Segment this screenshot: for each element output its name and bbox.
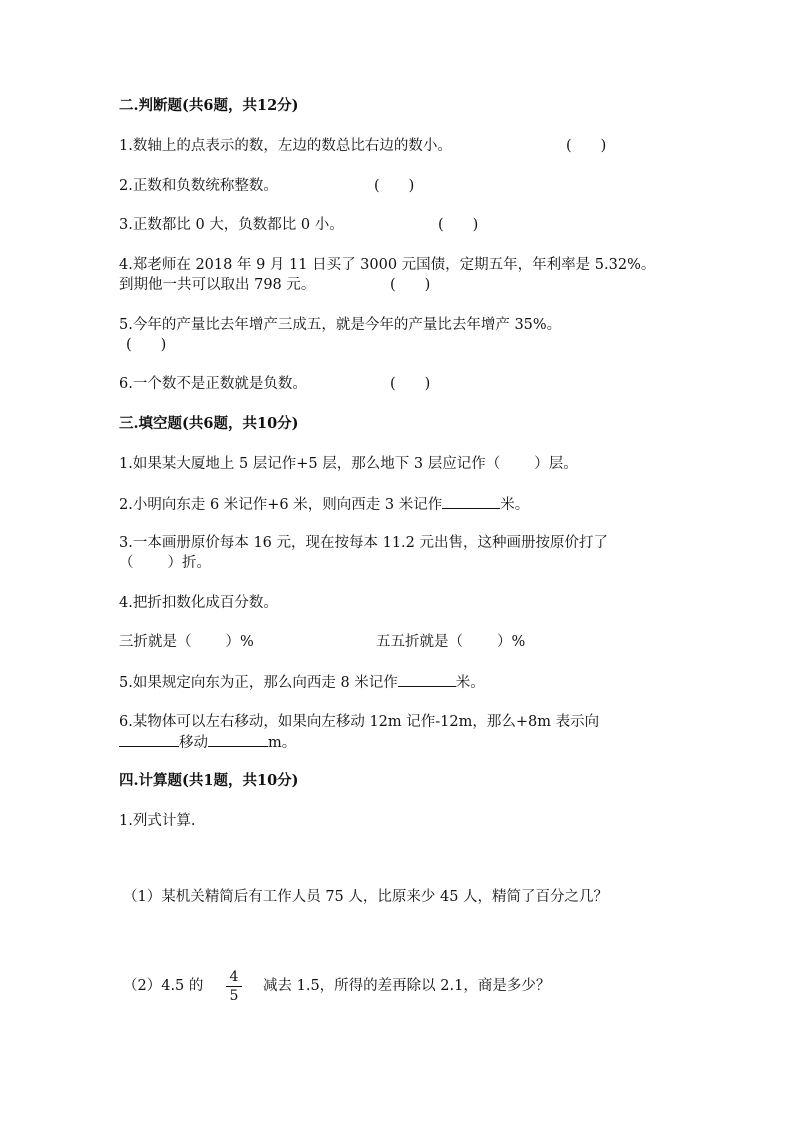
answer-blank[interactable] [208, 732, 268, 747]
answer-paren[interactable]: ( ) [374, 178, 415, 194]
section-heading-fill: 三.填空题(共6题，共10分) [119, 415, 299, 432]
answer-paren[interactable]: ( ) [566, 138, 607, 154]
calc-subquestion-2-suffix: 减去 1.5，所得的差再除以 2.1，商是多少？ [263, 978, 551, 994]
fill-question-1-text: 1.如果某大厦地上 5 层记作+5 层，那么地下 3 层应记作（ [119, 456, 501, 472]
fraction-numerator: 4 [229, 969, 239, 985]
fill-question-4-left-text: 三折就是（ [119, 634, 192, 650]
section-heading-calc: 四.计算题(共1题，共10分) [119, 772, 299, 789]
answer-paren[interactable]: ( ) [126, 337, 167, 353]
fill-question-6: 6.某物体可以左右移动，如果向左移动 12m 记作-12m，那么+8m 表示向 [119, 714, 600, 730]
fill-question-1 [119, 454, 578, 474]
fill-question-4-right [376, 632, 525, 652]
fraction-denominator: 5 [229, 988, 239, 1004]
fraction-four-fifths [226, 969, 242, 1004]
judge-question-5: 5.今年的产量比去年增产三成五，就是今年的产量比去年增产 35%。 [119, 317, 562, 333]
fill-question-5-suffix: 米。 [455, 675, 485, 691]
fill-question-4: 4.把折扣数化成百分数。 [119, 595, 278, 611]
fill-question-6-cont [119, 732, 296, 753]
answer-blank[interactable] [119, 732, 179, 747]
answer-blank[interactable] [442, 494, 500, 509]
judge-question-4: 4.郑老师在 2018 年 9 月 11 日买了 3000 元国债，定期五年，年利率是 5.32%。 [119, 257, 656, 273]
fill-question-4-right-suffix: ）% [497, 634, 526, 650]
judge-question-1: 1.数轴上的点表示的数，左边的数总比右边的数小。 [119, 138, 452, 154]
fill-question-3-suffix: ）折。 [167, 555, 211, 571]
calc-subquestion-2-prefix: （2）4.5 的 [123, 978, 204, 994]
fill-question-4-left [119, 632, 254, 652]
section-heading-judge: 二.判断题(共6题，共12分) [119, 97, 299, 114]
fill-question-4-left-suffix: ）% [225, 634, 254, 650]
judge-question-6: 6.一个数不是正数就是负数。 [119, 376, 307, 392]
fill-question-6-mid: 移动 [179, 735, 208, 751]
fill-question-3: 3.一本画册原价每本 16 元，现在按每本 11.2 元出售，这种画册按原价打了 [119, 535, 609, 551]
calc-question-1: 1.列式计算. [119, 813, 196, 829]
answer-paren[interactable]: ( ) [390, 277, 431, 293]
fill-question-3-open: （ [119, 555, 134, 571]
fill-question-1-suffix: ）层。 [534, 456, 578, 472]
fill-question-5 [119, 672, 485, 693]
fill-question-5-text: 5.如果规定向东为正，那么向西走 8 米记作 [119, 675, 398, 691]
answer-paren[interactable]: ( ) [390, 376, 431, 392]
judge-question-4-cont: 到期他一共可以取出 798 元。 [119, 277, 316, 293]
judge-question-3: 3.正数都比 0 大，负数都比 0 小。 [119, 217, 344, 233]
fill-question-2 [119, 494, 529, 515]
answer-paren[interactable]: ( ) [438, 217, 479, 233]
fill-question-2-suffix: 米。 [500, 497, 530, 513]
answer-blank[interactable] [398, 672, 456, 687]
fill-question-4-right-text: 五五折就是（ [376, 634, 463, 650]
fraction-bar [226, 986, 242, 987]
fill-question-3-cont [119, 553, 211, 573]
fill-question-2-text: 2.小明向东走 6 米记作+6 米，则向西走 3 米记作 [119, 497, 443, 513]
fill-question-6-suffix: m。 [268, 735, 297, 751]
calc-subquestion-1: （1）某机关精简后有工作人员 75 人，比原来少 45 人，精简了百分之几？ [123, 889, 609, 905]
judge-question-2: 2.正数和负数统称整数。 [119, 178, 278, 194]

********

### TASK GOAL
Can you lay out every line of the records above as a JSON list of strings, with one string per line, no blank lines, and the pictures left out?

### RESULT
[
  "Segment this screenshot: for each element output its name and bbox.",
  "answer-blank[interactable] [208, 732, 268, 747]",
  "answer-paren[interactable]: ( ) [374, 178, 415, 194]",
  "section-heading-fill: 三.填空题(共6题，共10分) [119, 415, 299, 432]",
  "answer-paren[interactable]: ( ) [566, 138, 607, 154]",
  "calc-subquestion-2-suffix: 减去 1.5，所得的差再除以 2.1，商是多少？ [263, 978, 551, 994]",
  "fill-question-1-text: 1.如果某大厦地上 5 层记作+5 层，那么地下 3 层应记作（ [119, 456, 501, 472]",
  "fraction-numerator: 4 [229, 969, 239, 985]",
  "fill-question-4-left-text: 三折就是（ [119, 634, 192, 650]",
  "section-heading-calc: 四.计算题(共1题，共10分) [119, 772, 299, 789]",
  "answer-paren[interactable]: ( ) [126, 337, 167, 353]",
  "fill-question-6: 6.某物体可以左右移动，如果向左移动 12m 记作-12m，那么+8m 表示向 [119, 714, 600, 730]",
  "fill-question-1 [119, 454, 578, 474]",
  "fill-question-4-right [376, 632, 525, 652]",
  "fraction-denominator: 5 [229, 988, 239, 1004]",
  "fraction-four-fifths [226, 969, 242, 1004]",
  "judge-question-5: 5.今年的产量比去年增产三成五，就是今年的产量比去年增产 35%。 [119, 317, 562, 333]",
  "fill-question-5-suffix: 米。 [455, 675, 485, 691]",
  "fill-question-4: 4.把折扣数化成百分数。 [119, 595, 278, 611]",
  "fill-question-6-cont [119, 732, 296, 753]",
  "answer-blank[interactable] [119, 732, 179, 747]",
  "answer-blank[interactable] [442, 494, 500, 509]",
  "judge-question-4: 4.郑老师在 2018 年 9 月 11 日买了 3000 元国债，定期五年，年利率是 5.32%。 [119, 257, 656, 273]",
  "fill-question-4-right-suffix: ）% [497, 634, 526, 650]",
  "judge-question-1: 1.数轴上的点表示的数，左边的数总比右边的数小。 [119, 138, 452, 154]",
  "fill-question-3-suffix: ）折。 [167, 555, 211, 571]",
  "calc-subquestion-2-prefix: （2）4.5 的 [123, 978, 204, 994]",
  "fill-question-4-left [119, 632, 254, 652]",
  "section-heading-judge: 二.判断题(共6题，共12分) [119, 97, 299, 114]",
  "fill-question-4-left-suffix: ）% [225, 634, 254, 650]",
  "judge-question-6: 6.一个数不是正数就是负数。 [119, 376, 307, 392]",
  "fill-question-6-mid: 移动 [179, 735, 208, 751]",
  "fill-question-3: 3.一本画册原价每本 16 元，现在按每本 11.2 元出售，这种画册按原价打了 [119, 535, 609, 551]",
  "calc-question-1: 1.列式计算. [119, 813, 196, 829]",
  "answer-paren[interactable]: ( ) [390, 277, 431, 293]",
  "fill-question-3-open: （ [119, 555, 134, 571]",
  "fill-question-1-suffix: ）层。 [534, 456, 578, 472]",
  "fill-question-5 [119, 672, 485, 693]",
  "fill-question-5-text: 5.如果规定向东为正，那么向西走 8 米记作 [119, 675, 398, 691]",
  "answer-paren[interactable]: ( ) [390, 376, 431, 392]",
  "judge-question-4-cont: 到期他一共可以取出 798 元。 [119, 277, 316, 293]",
  "judge-question-3: 3.正数都比 0 大，负数都比 0 小。 [119, 217, 344, 233]",
  "fill-question-2 [119, 494, 529, 515]",
  "answer-paren[interactable]: ( ) [438, 217, 479, 233]",
  "fill-question-2-suffix: 米。 [500, 497, 530, 513]",
  "answer-blank[interactable] [398, 672, 456, 687]",
  "fill-question-4-right-text: 五五折就是（ [376, 634, 463, 650]",
  "fraction-bar [226, 986, 242, 987]",
  "fill-question-3-cont [119, 553, 211, 573]",
  "fill-question-2-text: 2.小明向东走 6 米记作+6 米，则向西走 3 米记作 [119, 497, 443, 513]",
  "fill-question-6-suffix: m。 [268, 735, 297, 751]",
  "calc-subquestion-1: （1）某机关精简后有工作人员 75 人，比原来少 45 人，精简了百分之几？ [123, 889, 609, 905]",
  "judge-question-2: 2.正数和负数统称整数。 [119, 178, 278, 194]"
]